Start of Input records
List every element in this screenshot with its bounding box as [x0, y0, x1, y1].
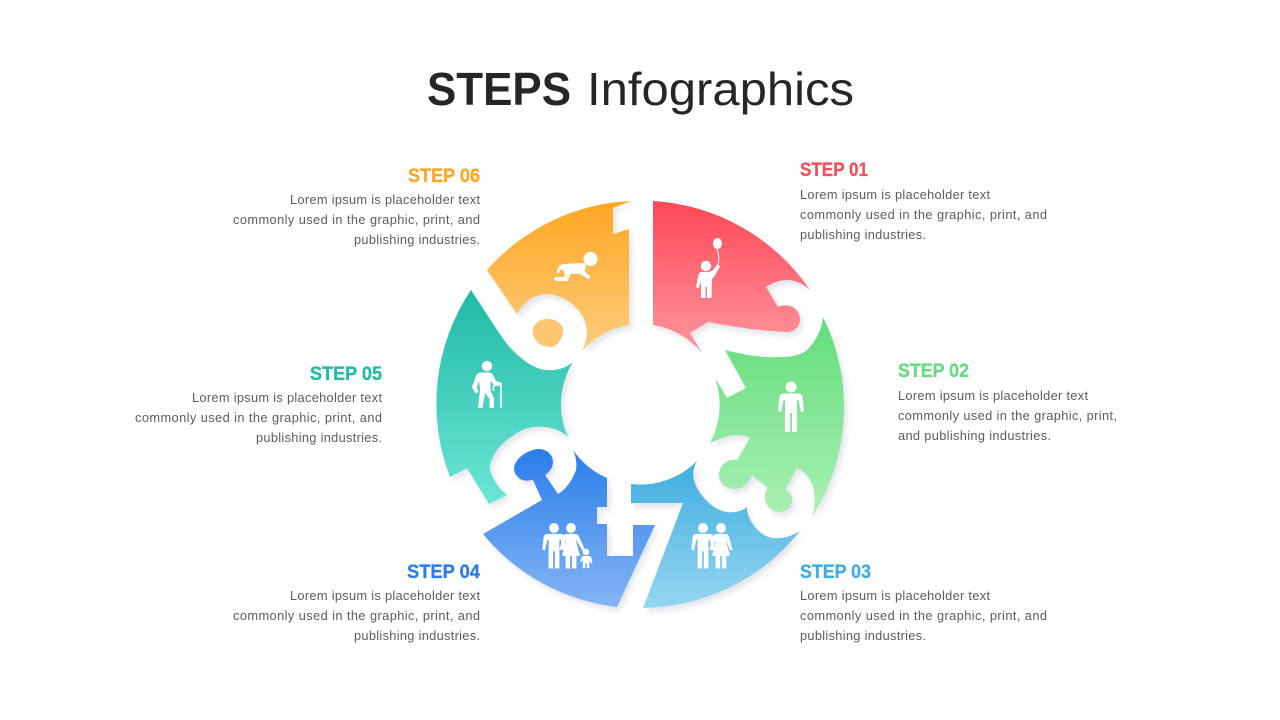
- title: Infographics: [587, 63, 854, 115]
- icon: elderly person with cane: [472, 361, 502, 408]
- step 01 text: Lorem ipsum is placeholder text: [800, 187, 990, 202]
- step 06 text: commonly used in the graphic, print, and: [233, 212, 480, 227]
- segment 3: light blue: [631, 460, 800, 608]
- step 03 text: publishing industries.: [800, 628, 926, 643]
- icon: crawling baby: [554, 252, 598, 281]
- segment 6: orange: [487, 201, 631, 351]
- icon: family: [542, 523, 592, 568]
- step 06 text: Lorem ipsum is placeholder text: [290, 192, 480, 207]
- step 01 text: STEP 01: [800, 159, 868, 181]
- step 05 text: publishing industries.: [256, 430, 382, 445]
- step 01 text: [800, 159, 1047, 242]
- step 04 text: Lorem ipsum is placeholder text: [290, 588, 480, 603]
- step 04 text: commonly used in the graphic, print, and: [233, 608, 480, 623]
- segment 2: green: [710, 317, 844, 517]
- step 05 text: commonly used in the graphic, print, and: [135, 410, 382, 425]
- icon: child with balloon: [696, 238, 722, 298]
- step 05 text: Lorem ipsum is placeholder text: [192, 390, 382, 405]
- step 02 text: commonly used in the graphic, print,: [898, 408, 1117, 423]
- icon: couple: [691, 523, 733, 568]
- step 04 text: STEP 04: [407, 561, 480, 583]
- step 06 text: [233, 165, 480, 247]
- segment 5: teal: [436, 290, 573, 504]
- step 05 text: STEP 05: [310, 363, 382, 385]
- icon: adult man: [778, 382, 804, 432]
- segment 1: red: [653, 201, 810, 353]
- step 02 text: [898, 360, 1117, 443]
- step 03 text: [800, 561, 1047, 643]
- step 06 text: STEP 06: [408, 165, 480, 187]
- step 03 text: STEP 03: [800, 561, 871, 583]
- title: STEPS: [427, 63, 571, 115]
- step 01 text: commonly used in the graphic, print, and: [800, 207, 1047, 222]
- step 04 text: [233, 561, 480, 643]
- step 05 text: [135, 363, 382, 445]
- title: [427, 63, 854, 115]
- step 02 text: Lorem ipsum is placeholder text: [898, 388, 1088, 403]
- step 06 text: publishing industries.: [354, 232, 480, 247]
- step 04 text: publishing industries.: [354, 628, 480, 643]
- digit 6 counter: [533, 319, 563, 347]
- segment 4: blue: [483, 449, 655, 607]
- step 02 text: and publishing industries.: [898, 428, 1051, 443]
- step 01 text: publishing industries.: [800, 227, 926, 242]
- step 02 text: STEP 02: [898, 360, 969, 382]
- step 03 text: commonly used in the graphic, print, and: [800, 608, 1047, 623]
- step 03 text: Lorem ipsum is placeholder text: [800, 588, 990, 603]
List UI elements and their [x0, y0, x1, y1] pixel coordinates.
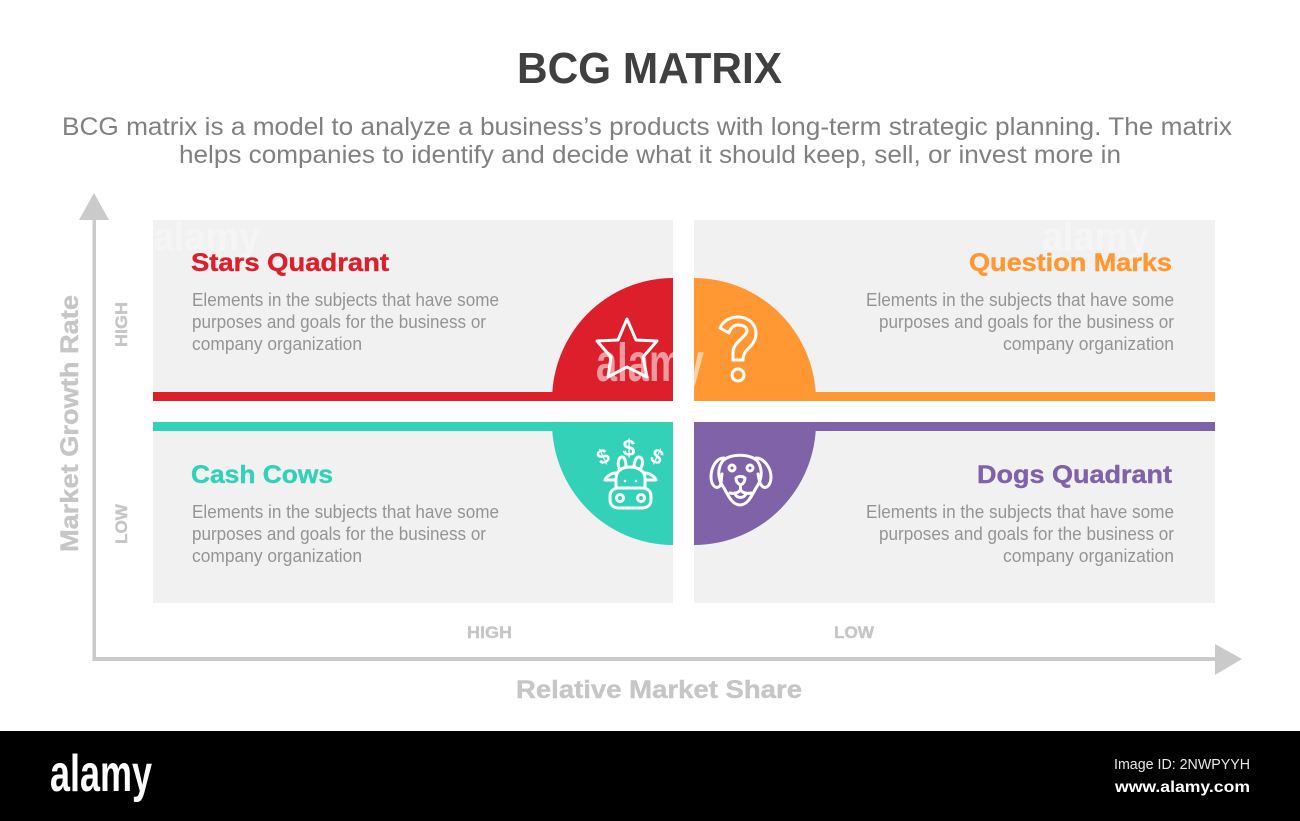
text: stars description: company organization [192, 334, 362, 354]
website: www.alamy.com [1114, 779, 1250, 796]
y axis label: high: HIGH [112, 302, 131, 347]
text: cash cows description [192, 502, 499, 566]
text: question marks description: Elements in the subjects that have some [866, 290, 1174, 310]
x axis label: high: HIGH [467, 623, 512, 642]
text: dogs description [866, 502, 1174, 566]
icon: dog face [711, 455, 771, 505]
icon: cow with dollar signs: $ [623, 435, 636, 461]
subtitle [62, 113, 1233, 169]
heading: question marks: Question Marks [969, 249, 1172, 277]
footer logo: alamy [50, 745, 152, 803]
y axis title: Market Growth Rate [56, 295, 84, 552]
text: dogs description: company organization [1003, 546, 1174, 566]
y axis label: low: LOW [112, 503, 131, 544]
panel: stars quadrant [153, 220, 673, 401]
icon: cow with dollar signs: $ [647, 444, 667, 470]
text: stars description: Elements in the subjects that have some [192, 290, 499, 310]
watermark: top right: alamy [1042, 215, 1150, 259]
text: question marks description: company organization [1003, 334, 1174, 354]
heading: dogs quadrant: Dogs Quadrant [977, 461, 1173, 489]
text: dogs description: purposes and goals for the business or [879, 524, 1174, 544]
footer bar [0, 731, 1300, 821]
text: stars description: purposes and goals for the business or [192, 312, 486, 332]
panel: cash cows [153, 422, 673, 603]
text: stars description [192, 290, 499, 354]
text: question marks description: purposes and goals for the business or [879, 312, 1174, 332]
text: cash cows description: Elements in the subjects that have some [192, 502, 499, 522]
text: cash cows description: company organization [192, 546, 362, 566]
text: cash cows description: purposes and goals for the business or [192, 524, 486, 544]
heading: cash cows: Cash Cows [191, 461, 333, 489]
panel: question marks [694, 220, 1215, 401]
x axis label: low: LOW [834, 623, 875, 642]
subtitle: BCG matrix is a model to analyze a business’s products with long-term strategic planning. The matrix [62, 113, 1233, 141]
icon: cow with dollar signs: $ [593, 444, 614, 470]
text: question marks description [866, 290, 1174, 354]
panel: dogs quadrant [694, 422, 1215, 603]
text: dogs description: Elements in the subjects that have some [866, 502, 1174, 522]
title: BCG MATRIX [517, 44, 782, 93]
icon: star [597, 319, 657, 377]
horizontal axis arrow [92, 644, 1242, 675]
heading: stars quadrant: Stars Quadrant [191, 249, 390, 277]
image id: Image ID: 2NWPYYH [1114, 756, 1250, 773]
vertical axis arrow [79, 193, 109, 660]
x axis title: Relative Market Share [516, 676, 802, 704]
icon: cow with dollar signs [593, 435, 667, 508]
watermark: top left: alamy [153, 215, 261, 259]
icon: question mark [720, 317, 756, 381]
watermark: center: alamy [596, 333, 704, 393]
subtitle: helps companies to identify and decide what it should keep, sell, or invest more in [179, 141, 1121, 169]
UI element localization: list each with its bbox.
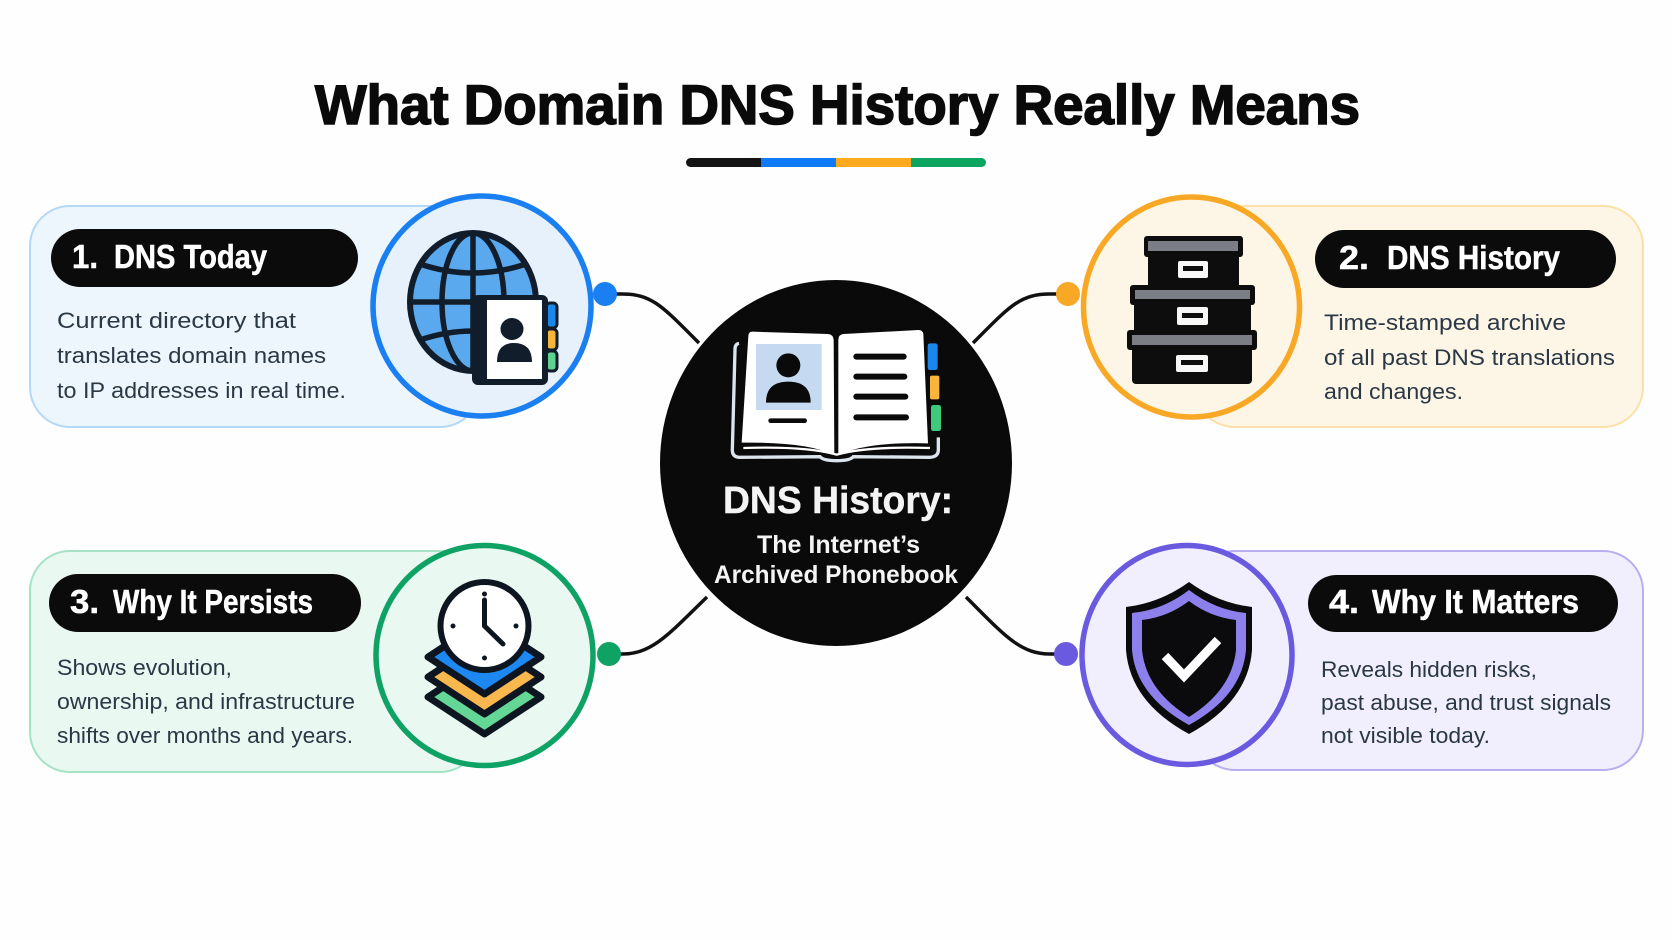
text: Why It Matters description: not visible today. [1321,723,1490,748]
central hub circle [660,280,1012,646]
connector: bottom left [597,597,707,666]
text: DNS Today description: Current directory that [57,308,296,333]
text: DNS History description: of all past DNS translations [1324,345,1615,370]
text: DNS Today description [57,308,346,403]
text: hub subheading [714,531,958,589]
text: DNS Today description: translates domain names [57,343,326,368]
text: Why It Matters description: past abuse, and trust signals [1321,690,1611,715]
connector: top left [593,282,699,343]
text: Why It Persists description: shifts over months and years. [57,723,353,748]
icon: stacked archive boxes [1127,236,1257,384]
icon: clock [440,582,528,670]
panel: Why It Matters [1082,546,1643,770]
heading pill: DNS History: 2. [1339,239,1369,276]
heading pill: Why It Matters: 4. [1329,583,1359,620]
heading pill: Why It Persists: 3. [70,583,99,620]
heading pill: DNS Today: DNS Today [114,238,268,275]
text: hub subheading: Archived Phonebook [714,561,958,589]
icon ring: globe and directory [373,196,591,416]
heading pill: DNS History: DNS History [1387,239,1561,276]
heading pill: Why It Persists [49,574,361,632]
panel: Why It Persists [30,546,593,772]
text: DNS History description [1324,310,1615,404]
heading pill: Why It Matters [1308,575,1618,632]
icon ring: clock and layers [376,546,593,766]
heading pill: DNS Today: 1. [72,238,98,275]
icon: stacked layers [428,620,541,734]
icon ring: shield [1082,546,1292,764]
text: Why It Persists description: ownership, and infrastructure [57,689,355,714]
text: Why It Persists description [57,655,355,748]
connector: bottom right [966,597,1078,666]
text: Why It Matters description: Reveals hidden risks, [1321,657,1537,682]
icon ring: archive boxes [1084,197,1300,417]
connector: top right [973,282,1080,343]
text: Why It Matters description [1321,657,1611,748]
title: What Domain DNS History Really Means [315,73,1360,136]
text: hub subheading: The Internet’s [757,531,920,559]
heading pill: DNS Today [51,229,358,287]
heading pill: Why It Matters: Why It Matters [1372,583,1579,620]
panel: DNS History [1084,197,1643,427]
text: Why It Persists description: Shows evolution, [57,655,232,680]
icon: open phonebook [732,330,941,461]
text: DNS History description: Time-stamped archive [1324,310,1566,335]
text: hub heading: DNS History: [723,480,953,522]
text: DNS Today description: to IP addresses in real time. [57,378,346,403]
title underline [686,158,986,167]
heading pill: DNS History [1315,230,1616,288]
icon: globe [410,233,536,371]
icon: directory card [472,295,557,385]
panel: DNS Today [30,196,591,427]
icon: shield with check [1126,582,1252,734]
heading pill: Why It Persists: Why It Persists [113,583,313,620]
text: DNS History description: and changes. [1324,379,1463,404]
End of Input records
*Stated task:*
Retype the records starting at the line that contains "text: Why It Matters description: not" and ending at the line that contains "panel: Why It Matters [1082,546,1643,770]", both included, character for character.

*Response:*
text: Why It Matters description: not visible today. [1321,723,1490,748]
central hub circle [660,280,1012,646]
connector: bottom left [597,597,707,666]
text: DNS Today description: Current directory that [57,308,296,333]
text: DNS History description: of all past DNS translations [1324,345,1615,370]
text: DNS Today description [57,308,346,403]
text: hub subheading [714,531,958,589]
text: DNS Today description: translates domain names [57,343,326,368]
text: Why It Matters description: past abuse, and trust signals [1321,690,1611,715]
connector: top left [593,282,699,343]
text: Why It Persists description: shifts over months and years. [57,723,353,748]
icon: stacked archive boxes [1127,236,1257,384]
icon: clock [440,582,528,670]
panel: Why It Matters [1082,546,1643,770]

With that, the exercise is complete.